[The problem]: Each record below must be returned exactly as shown.

┄┄┄┄┄┄

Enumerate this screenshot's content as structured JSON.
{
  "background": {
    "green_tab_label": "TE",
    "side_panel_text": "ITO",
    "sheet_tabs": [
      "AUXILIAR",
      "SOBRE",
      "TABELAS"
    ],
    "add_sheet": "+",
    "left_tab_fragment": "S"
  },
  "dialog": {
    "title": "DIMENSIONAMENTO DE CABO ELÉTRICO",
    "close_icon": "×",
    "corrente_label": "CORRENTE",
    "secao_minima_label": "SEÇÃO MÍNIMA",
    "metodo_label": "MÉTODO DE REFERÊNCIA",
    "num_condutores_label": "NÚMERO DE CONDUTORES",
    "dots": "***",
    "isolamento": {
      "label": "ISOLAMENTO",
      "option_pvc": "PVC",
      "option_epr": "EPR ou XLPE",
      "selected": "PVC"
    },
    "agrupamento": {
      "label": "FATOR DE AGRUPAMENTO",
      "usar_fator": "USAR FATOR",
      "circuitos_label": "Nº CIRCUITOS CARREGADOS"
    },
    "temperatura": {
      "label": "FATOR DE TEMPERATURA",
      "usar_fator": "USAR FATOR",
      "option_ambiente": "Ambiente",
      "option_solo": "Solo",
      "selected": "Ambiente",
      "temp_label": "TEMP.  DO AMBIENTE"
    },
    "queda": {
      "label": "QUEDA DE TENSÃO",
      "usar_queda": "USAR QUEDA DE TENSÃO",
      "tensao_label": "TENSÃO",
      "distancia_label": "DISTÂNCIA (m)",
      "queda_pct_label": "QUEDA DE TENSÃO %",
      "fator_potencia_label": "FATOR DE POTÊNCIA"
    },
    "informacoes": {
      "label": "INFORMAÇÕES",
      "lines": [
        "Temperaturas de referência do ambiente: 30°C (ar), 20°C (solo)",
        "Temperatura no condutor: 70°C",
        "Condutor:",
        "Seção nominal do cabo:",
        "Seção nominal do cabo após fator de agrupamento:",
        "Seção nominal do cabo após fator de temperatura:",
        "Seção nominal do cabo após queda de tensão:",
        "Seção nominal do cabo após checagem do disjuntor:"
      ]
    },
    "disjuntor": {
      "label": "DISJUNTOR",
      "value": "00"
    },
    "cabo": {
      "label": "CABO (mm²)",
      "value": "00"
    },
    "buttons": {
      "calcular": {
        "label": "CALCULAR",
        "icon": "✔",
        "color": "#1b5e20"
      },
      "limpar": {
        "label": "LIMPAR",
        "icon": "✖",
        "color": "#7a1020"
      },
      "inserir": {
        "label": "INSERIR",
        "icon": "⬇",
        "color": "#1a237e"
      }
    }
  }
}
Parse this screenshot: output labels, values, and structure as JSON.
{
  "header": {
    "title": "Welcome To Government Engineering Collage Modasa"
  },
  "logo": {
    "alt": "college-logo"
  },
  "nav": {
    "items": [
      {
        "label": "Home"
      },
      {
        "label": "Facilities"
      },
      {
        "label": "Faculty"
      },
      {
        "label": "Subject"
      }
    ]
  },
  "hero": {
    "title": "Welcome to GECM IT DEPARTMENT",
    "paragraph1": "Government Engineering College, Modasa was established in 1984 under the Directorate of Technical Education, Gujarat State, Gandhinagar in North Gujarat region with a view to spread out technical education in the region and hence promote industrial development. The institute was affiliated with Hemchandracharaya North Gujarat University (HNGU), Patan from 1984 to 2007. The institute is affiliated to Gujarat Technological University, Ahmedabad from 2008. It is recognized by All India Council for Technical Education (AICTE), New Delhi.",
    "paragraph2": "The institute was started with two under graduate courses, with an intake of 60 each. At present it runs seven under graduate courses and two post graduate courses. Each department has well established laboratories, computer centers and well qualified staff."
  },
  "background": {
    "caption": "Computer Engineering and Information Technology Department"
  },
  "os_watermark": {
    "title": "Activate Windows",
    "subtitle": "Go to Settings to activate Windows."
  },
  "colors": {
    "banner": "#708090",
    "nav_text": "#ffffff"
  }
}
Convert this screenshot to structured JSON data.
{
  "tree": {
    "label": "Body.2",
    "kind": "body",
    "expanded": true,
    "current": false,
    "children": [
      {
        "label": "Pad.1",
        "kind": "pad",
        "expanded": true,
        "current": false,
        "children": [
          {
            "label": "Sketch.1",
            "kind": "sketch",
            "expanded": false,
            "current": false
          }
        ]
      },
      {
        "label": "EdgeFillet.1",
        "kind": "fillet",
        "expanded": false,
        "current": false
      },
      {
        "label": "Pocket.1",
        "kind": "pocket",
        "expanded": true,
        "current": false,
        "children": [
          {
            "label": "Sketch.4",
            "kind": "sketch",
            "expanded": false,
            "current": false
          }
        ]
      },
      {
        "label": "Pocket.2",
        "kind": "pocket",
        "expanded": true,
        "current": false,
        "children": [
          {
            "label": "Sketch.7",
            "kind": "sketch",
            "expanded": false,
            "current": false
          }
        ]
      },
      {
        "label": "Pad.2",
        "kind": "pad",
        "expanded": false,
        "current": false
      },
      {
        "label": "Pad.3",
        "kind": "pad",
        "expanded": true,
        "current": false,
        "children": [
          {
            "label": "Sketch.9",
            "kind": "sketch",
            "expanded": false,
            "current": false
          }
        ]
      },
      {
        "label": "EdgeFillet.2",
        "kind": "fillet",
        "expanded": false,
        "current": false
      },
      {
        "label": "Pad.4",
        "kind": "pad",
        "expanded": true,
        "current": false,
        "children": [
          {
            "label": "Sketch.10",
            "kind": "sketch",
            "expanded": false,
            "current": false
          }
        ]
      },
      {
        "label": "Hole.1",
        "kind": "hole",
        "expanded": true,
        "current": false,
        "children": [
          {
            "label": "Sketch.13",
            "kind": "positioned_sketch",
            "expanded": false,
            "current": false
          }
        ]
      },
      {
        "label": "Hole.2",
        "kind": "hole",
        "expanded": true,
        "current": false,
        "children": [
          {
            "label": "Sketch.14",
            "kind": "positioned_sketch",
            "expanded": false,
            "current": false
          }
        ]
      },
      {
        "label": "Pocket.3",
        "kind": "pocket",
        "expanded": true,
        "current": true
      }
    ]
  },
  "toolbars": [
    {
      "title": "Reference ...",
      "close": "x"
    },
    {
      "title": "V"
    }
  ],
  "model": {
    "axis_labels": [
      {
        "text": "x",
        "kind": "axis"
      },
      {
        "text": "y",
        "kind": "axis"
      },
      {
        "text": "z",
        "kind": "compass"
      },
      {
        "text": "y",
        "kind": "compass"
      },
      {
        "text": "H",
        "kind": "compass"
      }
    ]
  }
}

┄┄┄┄┄┄

[Response for this exercise]:
Enumerate this screenshot's content as structured JSON.
{
  "background": {
    "green_tab_label": "TE",
    "side_panel_text": "ITO",
    "sheet_tabs": [
      "AUXILIAR",
      "SOBRE",
      "TABELAS"
    ],
    "add_sheet": "+",
    "left_tab_fragment": "S"
  },
  "dialog": {
    "title": "DIMENSIONAMENTO DE CABO ELÉTRICO",
    "close_icon": "×",
    "corrente_label": "CORRENTE",
    "secao_minima_label": "SEÇÃO MÍNIMA",
    "metodo_label": "MÉTODO DE REFERÊNCIA",
    "num_condutores_label": "NÚMERO DE CONDUTORES",
    "dots": "***",
    "isolamento": {
      "label": "ISOLAMENTO",
      "option_pvc": "PVC",
      "option_epr": "EPR ou XLPE",
      "selected": "PVC"
    },
    "agrupamento": {
      "label": "FATOR DE AGRUPAMENTO",
      "usar_fator": "USAR FATOR",
      "circuitos_label": "Nº CIRCUITOS CARREGADOS"
    },
    "temperatura": {
      "label": "FATOR DE TEMPERATURA",
      "usar_fator": "USAR FATOR",
      "option_ambiente": "Ambiente",
      "option_solo": "Solo",
      "selected": "Ambiente",
      "temp_label": "TEMP.  DO AMBIENTE"
    },
    "queda": {
      "label": "QUEDA DE TENSÃO",
      "usar_queda": "USAR QUEDA DE TENSÃO",
      "tensao_label": "TENSÃO",
      "distancia_label": "DISTÂNCIA (m)",
      "queda_pct_label": "QUEDA DE TENSÃO %",
      "fator_potencia_label": "FATOR DE POTÊNCIA"
    },
    "informacoes": {
      "label": "INFORMAÇÕES",
      "lines": [
        "Temperaturas de referência do ambiente: 30°C (ar), 20°C (solo)",
        "Temperatura no condutor: 70°C",
        "Condutor:",
        "Seção nominal do cabo:",
        "Seção nominal do cabo após fator de agrupamento:",
        "Seção nominal do cabo após fator de temperatura:",
        "Seção nominal do cabo após queda de tensão:",
        "Seção nominal do cabo após checagem do disjuntor:"
      ]
    },
    "disjuntor": {
      "label": "DISJUNTOR",
      "value": "00"
    },
    "cabo": {
      "label": "CABO (mm²)",
      "value": "00"
    },
    "buttons": {
      "calcular": {
        "label": "CALCULAR",
        "icon": "✔",
        "color": "#1b5e20"
      },
      "limpar": {
        "label": "LIMPAR",
        "icon": "✖",
        "color": "#7a1020"
      },
      "inserir": {
        "label": "INSERIR",
        "icon": "⬇",
        "color": "#1a237e"
      }
    }
  }
}
Parse this screenshot: output labels, values, and structure as JSON.
{
  "header": {
    "title": "Welcome To Government Engineering Collage Modasa"
  },
  "logo": {
    "alt": "college-logo"
  },
  "nav": {
    "items": [
      {
        "label": "Home"
      },
      {
        "label": "Facilities"
      },
      {
        "label": "Faculty"
      },
      {
        "label": "Subject"
      }
    ]
  },
  "hero": {
    "title": "Welcome to GECM IT DEPARTMENT",
    "paragraph1": "Government Engineering College, Modasa was established in 1984 under the Directorate of Technical Education, Gujarat State, Gandhinagar in North Gujarat region with a view to spread out technical education in the region and hence promote industrial development. The institute was affiliated with Hemchandracharaya North Gujarat University (HNGU), Patan from 1984 to 2007. The institute is affiliated to Gujarat Technological University, Ahmedabad from 2008. It is recognized by All India Council for Technical Education (AICTE), New Delhi.",
    "paragraph2": "The institute was started with two under graduate courses, with an intake of 60 each. At present it runs seven under graduate courses and two post graduate courses. Each department has well established laboratories, computer centers and well qualified staff."
  },
  "background": {
    "caption": "Computer Engineering and Information Technology Department"
  },
  "os_watermark": {
    "title": "Activate Windows",
    "subtitle": "Go to Settings to activate Windows."
  },
  "colors": {
    "banner": "#708090",
    "nav_text": "#ffffff"
  }
}
Convert this screenshot to structured JSON data.
{
  "tree": {
    "label": "Body.2",
    "kind": "body",
    "expanded": true,
    "current": false,
    "children": [
      {
        "label": "Pad.1",
        "kind": "pad",
        "expanded": true,
        "current": false,
        "children": [
          {
            "label": "Sketch.1",
            "kind": "sketch",
            "expanded": false,
            "current": false
          }
        ]
      },
      {
        "label": "EdgeFillet.1",
        "kind": "fillet",
        "expanded": false,
        "current": false
      },
      {
        "label": "Pocket.1",
        "kind": "pocket",
        "expanded": true,
        "current": false,
        "children": [
          {
            "label": "Sketch.4",
            "kind": "sketch",
            "expanded": false,
            "current": false
          }
        ]
      },
      {
        "label": "Pocket.2",
        "kind": "pocket",
        "expanded": true,
        "current": false,
        "children": [
          {
            "label": "Sketch.7",
            "kind": "sketch",
            "expanded": false,
            "current": false
          }
        ]
      },
      {
        "label": "Pad.2",
        "kind": "pad",
        "expanded": false,
        "current": false
      },
      {
        "label": "Pad.3",
        "kind": "pad",
        "expanded": true,
        "current": false,
        "children": [
          {
            "label": "Sketch.9",
            "kind": "sketch",
            "expanded": false,
            "current": false
          }
        ]
      },
      {
        "label": "EdgeFillet.2",
        "kind": "fillet",
        "expanded": false,
        "current": false
      },
      {
        "label": "Pad.4",
        "kind": "pad",
        "expanded": true,
        "current": false,
        "children": [
          {
            "label": "Sketch.10",
            "kind": "sketch",
            "expanded": false,
            "current": false
          }
        ]
      },
      {
        "label": "Hole.1",
        "kind": "hole",
        "expanded": true,
        "current": false,
        "children": [
          {
            "label": "Sketch.13",
            "kind": "positioned_sketch",
            "expanded": false,
            "current": false
          }
        ]
      },
      {
        "label": "Hole.2",
        "kind": "hole",
        "expanded": true,
        "current": false,
        "children": [
          {
            "label": "Sketch.14",
            "kind": "positioned_sketch",
            "expanded": false,
            "current": false
          }
        ]
      },
      {
        "label": "Pocket.3",
        "kind": "pocket",
        "expanded": true,
        "current": true
      }
    ]
  },
  "toolbars": [
    {
      "title": "Reference ...",
      "close": "x"
    },
    {
      "title": "V"
    }
  ],
  "model": {
    "axis_labels": [
      {
        "text": "x",
        "kind": "axis"
      },
      {
        "text": "y",
        "kind": "axis"
      },
      {
        "text": "z",
        "kind": "compass"
      },
      {
        "text": "y",
        "kind": "compass"
      },
      {
        "text": "H",
        "kind": "compass"
      }
    ]
  }
}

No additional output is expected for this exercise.